* _OBJECTIVE_
In your copy, leave out the pictures; write out all the data exactly.

** Begin **

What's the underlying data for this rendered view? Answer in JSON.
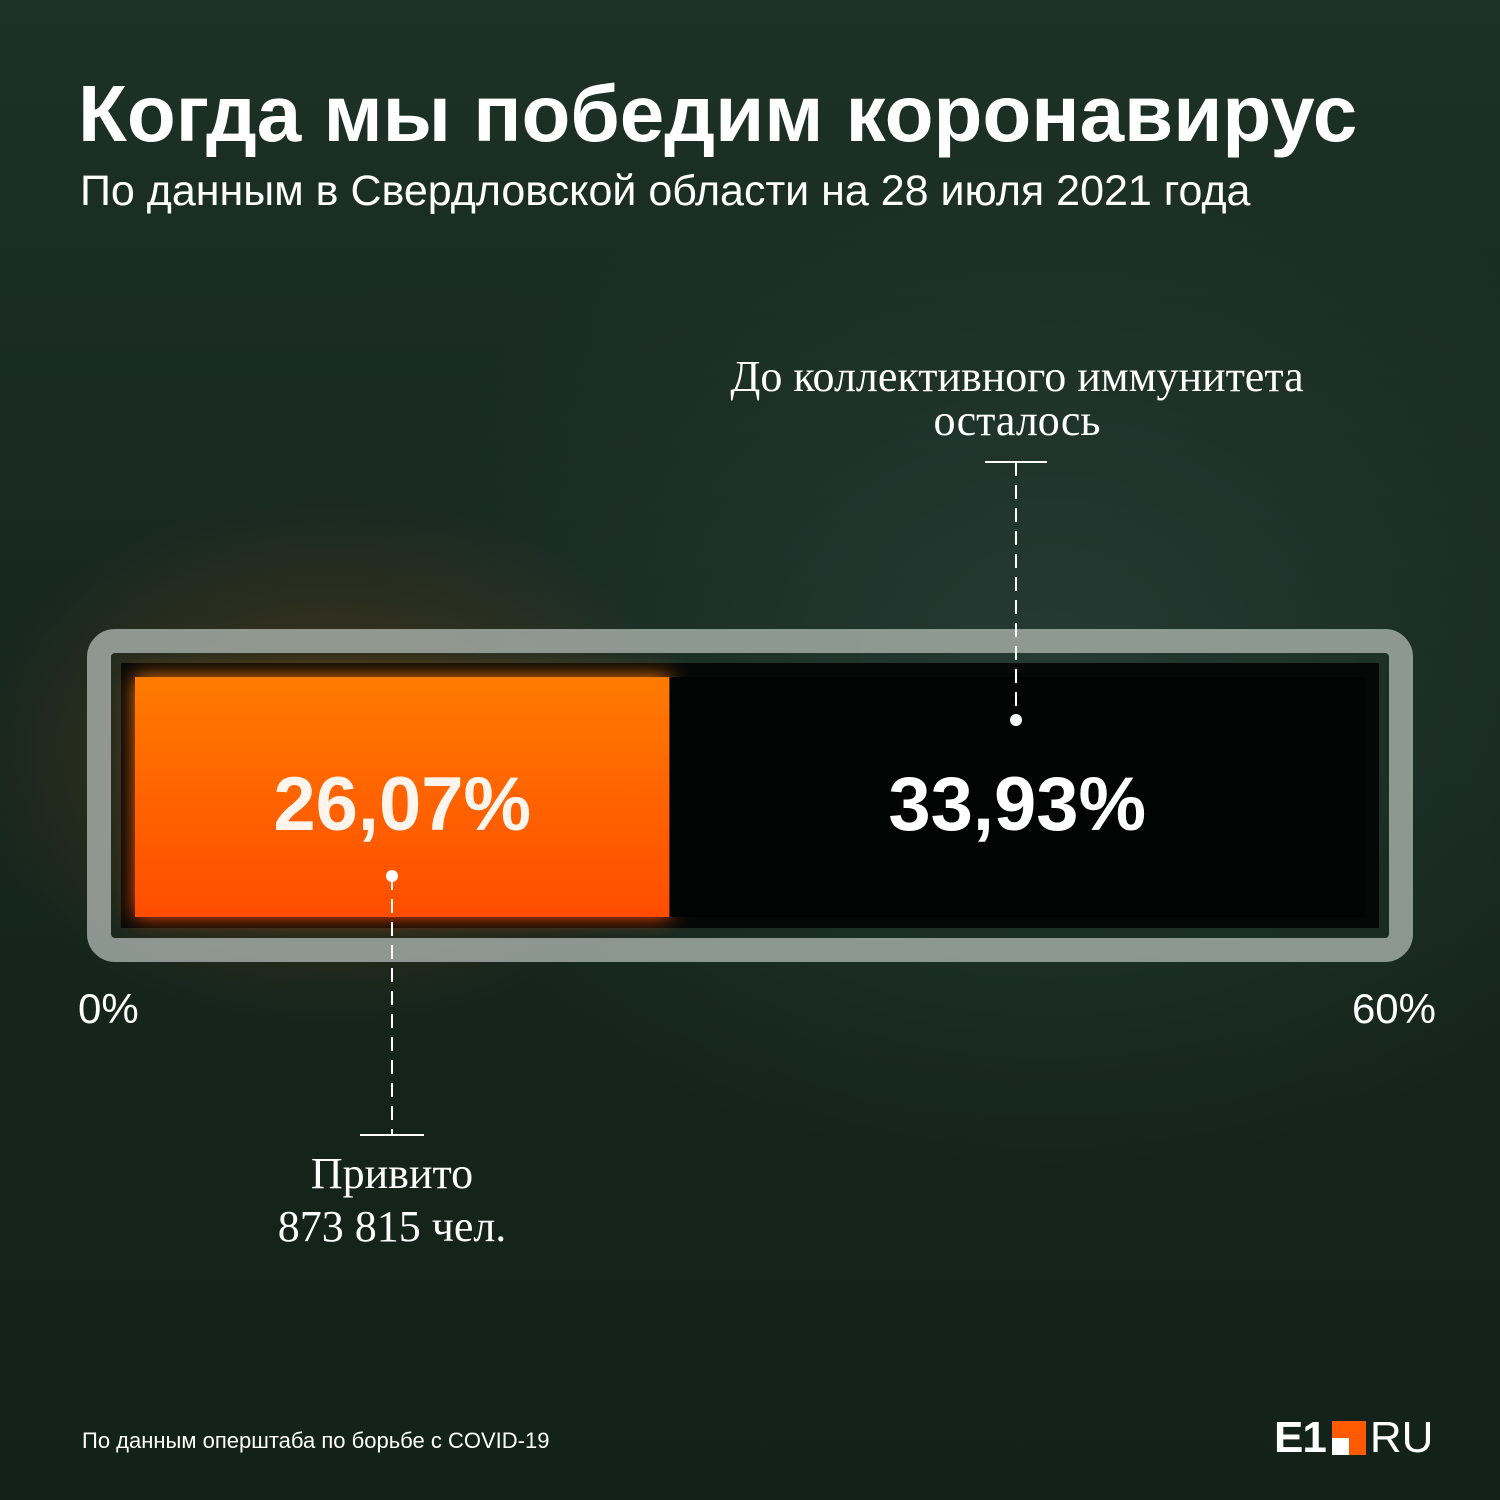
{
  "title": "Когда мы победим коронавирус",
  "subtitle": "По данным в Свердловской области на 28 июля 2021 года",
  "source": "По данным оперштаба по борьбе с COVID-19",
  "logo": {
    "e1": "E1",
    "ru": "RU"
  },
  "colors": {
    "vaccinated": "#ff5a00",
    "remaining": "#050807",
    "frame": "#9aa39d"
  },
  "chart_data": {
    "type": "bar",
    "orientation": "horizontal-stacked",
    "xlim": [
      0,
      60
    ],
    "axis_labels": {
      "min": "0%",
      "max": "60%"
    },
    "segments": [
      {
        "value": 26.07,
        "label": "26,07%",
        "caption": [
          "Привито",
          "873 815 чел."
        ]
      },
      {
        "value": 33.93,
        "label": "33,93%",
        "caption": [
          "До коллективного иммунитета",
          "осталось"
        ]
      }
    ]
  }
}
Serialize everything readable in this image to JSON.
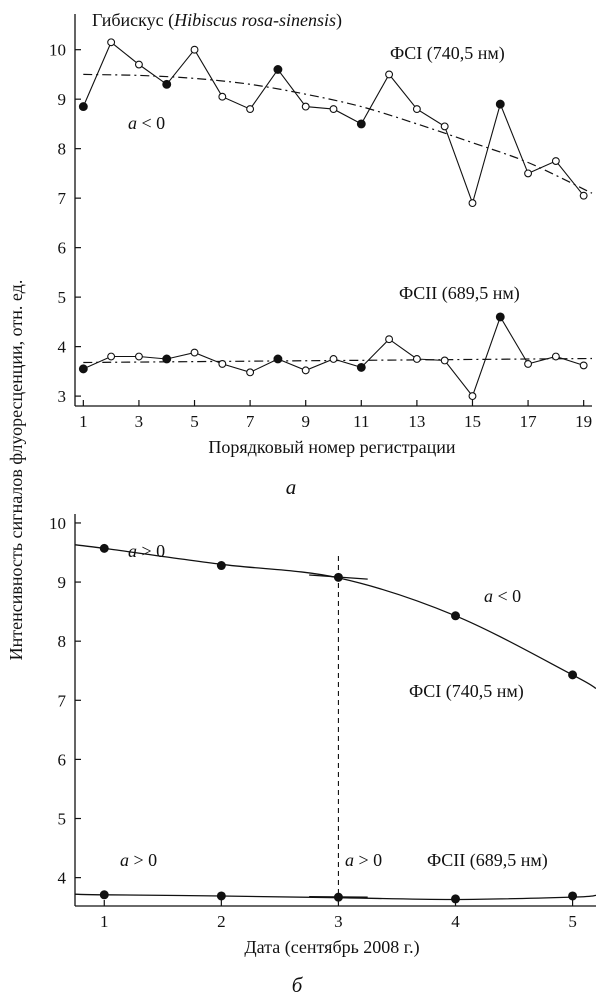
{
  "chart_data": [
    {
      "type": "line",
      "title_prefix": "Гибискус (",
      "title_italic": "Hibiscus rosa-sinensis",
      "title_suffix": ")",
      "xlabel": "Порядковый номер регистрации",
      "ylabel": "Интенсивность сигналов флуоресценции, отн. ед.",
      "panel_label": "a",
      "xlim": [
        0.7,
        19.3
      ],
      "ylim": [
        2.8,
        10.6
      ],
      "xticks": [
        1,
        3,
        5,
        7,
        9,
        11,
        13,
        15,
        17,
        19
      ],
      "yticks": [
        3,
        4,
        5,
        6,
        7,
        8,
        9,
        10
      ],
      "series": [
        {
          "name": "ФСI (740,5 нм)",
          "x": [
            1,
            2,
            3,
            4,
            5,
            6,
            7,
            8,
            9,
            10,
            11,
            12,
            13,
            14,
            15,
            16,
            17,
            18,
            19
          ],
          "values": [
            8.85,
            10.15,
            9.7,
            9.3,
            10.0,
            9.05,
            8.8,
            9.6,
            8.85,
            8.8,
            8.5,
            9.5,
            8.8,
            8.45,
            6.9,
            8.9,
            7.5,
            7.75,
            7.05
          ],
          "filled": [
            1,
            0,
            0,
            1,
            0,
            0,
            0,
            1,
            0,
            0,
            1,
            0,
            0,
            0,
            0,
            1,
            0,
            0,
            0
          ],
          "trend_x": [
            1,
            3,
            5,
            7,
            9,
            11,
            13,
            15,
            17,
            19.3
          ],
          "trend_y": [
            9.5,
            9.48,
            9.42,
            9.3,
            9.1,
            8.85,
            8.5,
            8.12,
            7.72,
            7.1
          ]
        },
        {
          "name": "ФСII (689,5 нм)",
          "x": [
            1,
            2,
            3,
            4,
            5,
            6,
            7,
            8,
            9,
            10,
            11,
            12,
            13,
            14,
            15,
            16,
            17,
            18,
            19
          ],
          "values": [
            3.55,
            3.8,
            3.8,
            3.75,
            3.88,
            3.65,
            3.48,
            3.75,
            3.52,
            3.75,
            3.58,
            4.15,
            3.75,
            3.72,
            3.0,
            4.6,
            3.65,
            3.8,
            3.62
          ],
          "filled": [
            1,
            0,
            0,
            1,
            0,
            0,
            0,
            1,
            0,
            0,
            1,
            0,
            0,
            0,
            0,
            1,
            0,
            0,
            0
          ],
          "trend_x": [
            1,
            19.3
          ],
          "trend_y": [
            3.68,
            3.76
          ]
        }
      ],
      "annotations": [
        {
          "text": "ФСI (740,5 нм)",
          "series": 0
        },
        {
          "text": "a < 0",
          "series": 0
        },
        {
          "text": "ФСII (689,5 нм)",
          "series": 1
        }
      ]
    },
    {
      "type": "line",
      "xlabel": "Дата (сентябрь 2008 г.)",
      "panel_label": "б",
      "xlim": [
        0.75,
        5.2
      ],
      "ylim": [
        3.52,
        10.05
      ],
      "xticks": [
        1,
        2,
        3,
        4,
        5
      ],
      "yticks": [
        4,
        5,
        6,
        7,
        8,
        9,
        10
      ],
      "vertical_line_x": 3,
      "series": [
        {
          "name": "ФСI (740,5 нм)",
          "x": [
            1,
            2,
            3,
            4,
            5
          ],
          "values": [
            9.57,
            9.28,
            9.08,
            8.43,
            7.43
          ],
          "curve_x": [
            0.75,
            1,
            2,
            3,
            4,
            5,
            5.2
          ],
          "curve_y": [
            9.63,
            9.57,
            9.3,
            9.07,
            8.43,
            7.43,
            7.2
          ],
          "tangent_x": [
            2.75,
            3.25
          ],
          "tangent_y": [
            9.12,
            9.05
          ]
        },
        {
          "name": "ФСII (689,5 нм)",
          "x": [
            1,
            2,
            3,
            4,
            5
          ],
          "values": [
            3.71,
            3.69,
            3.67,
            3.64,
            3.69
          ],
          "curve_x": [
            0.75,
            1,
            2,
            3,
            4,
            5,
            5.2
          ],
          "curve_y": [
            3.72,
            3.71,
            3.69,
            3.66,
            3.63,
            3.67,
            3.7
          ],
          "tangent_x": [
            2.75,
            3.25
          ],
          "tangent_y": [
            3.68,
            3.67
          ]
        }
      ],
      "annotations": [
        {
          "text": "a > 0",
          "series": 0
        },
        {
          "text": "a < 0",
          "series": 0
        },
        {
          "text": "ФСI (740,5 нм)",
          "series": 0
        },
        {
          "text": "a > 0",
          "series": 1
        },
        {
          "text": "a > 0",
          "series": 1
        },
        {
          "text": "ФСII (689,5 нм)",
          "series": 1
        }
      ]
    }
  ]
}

** End **

* _EXERCISE OUTPUT_
What's the underlying data for this rendered view? Answer in JSON.
{
  "title": "Когда мы победим коронавирус",
  "subtitle": "По данным в Свердловской области на 28 июля 2021 года",
  "source": "По данным оперштаба по борьбе с COVID-19",
  "logo": {
    "e1": "E1",
    "ru": "RU"
  },
  "colors": {
    "vaccinated": "#ff5a00",
    "remaining": "#050807",
    "frame": "#9aa39d"
  },
  "chart_data": {
    "type": "bar",
    "orientation": "horizontal-stacked",
    "xlim": [
      0,
      60
    ],
    "axis_labels": {
      "min": "0%",
      "max": "60%"
    },
    "segments": [
      {
        "value": 26.07,
        "label": "26,07%",
        "caption": [
          "Привито",
          "873 815 чел."
        ]
      },
      {
        "value": 33.93,
        "label": "33,93%",
        "caption": [
          "До коллективного иммунитета",
          "осталось"
        ]
      }
    ]
  }
}
Serialize everything readable in this image to JSON.
{
  "chart_data": [
    {
      "type": "line",
      "title_prefix": "Гибискус (",
      "title_italic": "Hibiscus rosa-sinensis",
      "title_suffix": ")",
      "xlabel": "Порядковый номер регистрации",
      "ylabel": "Интенсивность сигналов флуоресценции, отн. ед.",
      "panel_label": "a",
      "xlim": [
        0.7,
        19.3
      ],
      "ylim": [
        2.8,
        10.6
      ],
      "xticks": [
        1,
        3,
        5,
        7,
        9,
        11,
        13,
        15,
        17,
        19
      ],
      "yticks": [
        3,
        4,
        5,
        6,
        7,
        8,
        9,
        10
      ],
      "series": [
        {
          "name": "ФСI (740,5 нм)",
          "x": [
            1,
            2,
            3,
            4,
            5,
            6,
            7,
            8,
            9,
            10,
            11,
            12,
            13,
            14,
            15,
            16,
            17,
            18,
            19
          ],
          "values": [
            8.85,
            10.15,
            9.7,
            9.3,
            10.0,
            9.05,
            8.8,
            9.6,
            8.85,
            8.8,
            8.5,
            9.5,
            8.8,
            8.45,
            6.9,
            8.9,
            7.5,
            7.75,
            7.05
          ],
          "filled": [
            1,
            0,
            0,
            1,
            0,
            0,
            0,
            1,
            0,
            0,
            1,
            0,
            0,
            0,
            0,
            1,
            0,
            0,
            0
          ],
          "trend_x": [
            1,
            3,
            5,
            7,
            9,
            11,
            13,
            15,
            17,
            19.3
          ],
          "trend_y": [
            9.5,
            9.48,
            9.42,
            9.3,
            9.1,
            8.85,
            8.5,
            8.12,
            7.72,
            7.1
          ]
        },
        {
          "name": "ФСII (689,5 нм)",
          "x": [
            1,
            2,
            3,
            4,
            5,
            6,
            7,
            8,
            9,
            10,
            11,
            12,
            13,
            14,
            15,
            16,
            17,
            18,
            19
          ],
          "values": [
            3.55,
            3.8,
            3.8,
            3.75,
            3.88,
            3.65,
            3.48,
            3.75,
            3.52,
            3.75,
            3.58,
            4.15,
            3.75,
            3.72,
            3.0,
            4.6,
            3.65,
            3.8,
            3.62
          ],
          "filled": [
            1,
            0,
            0,
            1,
            0,
            0,
            0,
            1,
            0,
            0,
            1,
            0,
            0,
            0,
            0,
            1,
            0,
            0,
            0
          ],
          "trend_x": [
            1,
            19.3
          ],
          "trend_y": [
            3.68,
            3.76
          ]
        }
      ],
      "annotations": [
        {
          "text": "ФСI (740,5 нм)",
          "series": 0
        },
        {
          "text": "a < 0",
          "series": 0
        },
        {
          "text": "ФСII (689,5 нм)",
          "series": 1
        }
      ]
    },
    {
      "type": "line",
      "xlabel": "Дата (сентябрь 2008 г.)",
      "panel_label": "б",
      "xlim": [
        0.75,
        5.2
      ],
      "ylim": [
        3.52,
        10.05
      ],
      "xticks": [
        1,
        2,
        3,
        4,
        5
      ],
      "yticks": [
        4,
        5,
        6,
        7,
        8,
        9,
        10
      ],
      "vertical_line_x": 3,
      "series": [
        {
          "name": "ФСI (740,5 нм)",
          "x": [
            1,
            2,
            3,
            4,
            5
          ],
          "values": [
            9.57,
            9.28,
            9.08,
            8.43,
            7.43
          ],
          "curve_x": [
            0.75,
            1,
            2,
            3,
            4,
            5,
            5.2
          ],
          "curve_y": [
            9.63,
            9.57,
            9.3,
            9.07,
            8.43,
            7.43,
            7.2
          ],
          "tangent_x": [
            2.75,
            3.25
          ],
          "tangent_y": [
            9.12,
            9.05
          ]
        },
        {
          "name": "ФСII (689,5 нм)",
          "x": [
            1,
            2,
            3,
            4,
            5
          ],
          "values": [
            3.71,
            3.69,
            3.67,
            3.64,
            3.69
          ],
          "curve_x": [
            0.75,
            1,
            2,
            3,
            4,
            5,
            5.2
          ],
          "curve_y": [
            3.72,
            3.71,
            3.69,
            3.66,
            3.63,
            3.67,
            3.7
          ],
          "tangent_x": [
            2.75,
            3.25
          ],
          "tangent_y": [
            3.68,
            3.67
          ]
        }
      ],
      "annotations": [
        {
          "text": "a > 0",
          "series": 0
        },
        {
          "text": "a < 0",
          "series": 0
        },
        {
          "text": "ФСI (740,5 нм)",
          "series": 0
        },
        {
          "text": "a > 0",
          "series": 1
        },
        {
          "text": "a > 0",
          "series": 1
        },
        {
          "text": "ФСII (689,5 нм)",
          "series": 1
        }
      ]
    }
  ]
}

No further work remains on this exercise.